◆ **WHAT TO PRODUCE**: Copy out the lines that include the word "user".

[MATERIAL PROVIDED start]

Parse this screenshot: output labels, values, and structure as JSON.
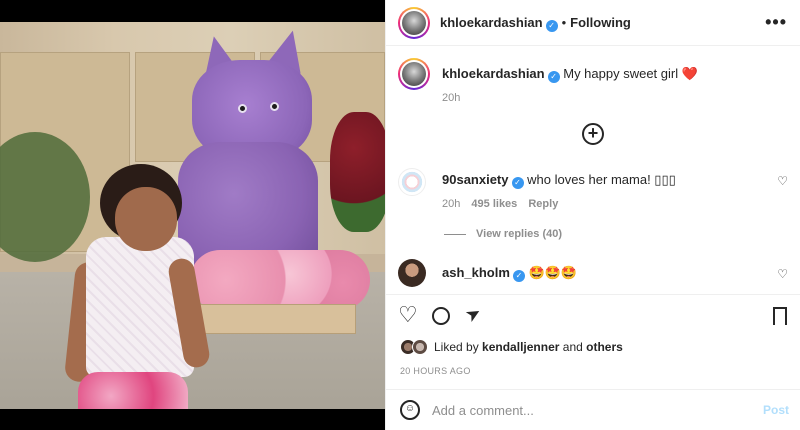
{
  "post": {
    "author": "khloekardashian",
    "follow_status": "Following",
    "more_label": "•••",
    "caption_text": "My happy sweet girl",
    "caption_emoji": "❤️",
    "caption_time": "20h",
    "load_more_icon": "⊕"
  },
  "comments": [
    {
      "user": "90sanxiety",
      "text": "who loves her mama! ▯▯▯",
      "time": "20h",
      "likes": "495 likes",
      "reply_label": "Reply",
      "view_replies": "View replies (40)"
    },
    {
      "user": "ash_kholm",
      "text": "🤩🤩🤩"
    }
  ],
  "actions": {
    "like_icon": "♡",
    "comment_icon": "○",
    "share_icon": "➤",
    "save_icon": "▭"
  },
  "likes": {
    "prefix": "Liked by",
    "user": "kendalljenner",
    "and": "and",
    "others": "others"
  },
  "timestamp": "20 HOURS AGO",
  "add_comment": {
    "placeholder": "Add a comment...",
    "post_label": "Post",
    "emoji_icon": "☺"
  },
  "colors": {
    "accent": "#3897f0",
    "post_disabled": "#b2dffc",
    "muted": "#8e8e8e",
    "text": "#262626"
  }
}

[MATERIAL PROVIDED end]

◆ **RESPONSE**:
      "user": "90sanxiety",
      "user": "ash_kholm",
    "user": "kendalljenner",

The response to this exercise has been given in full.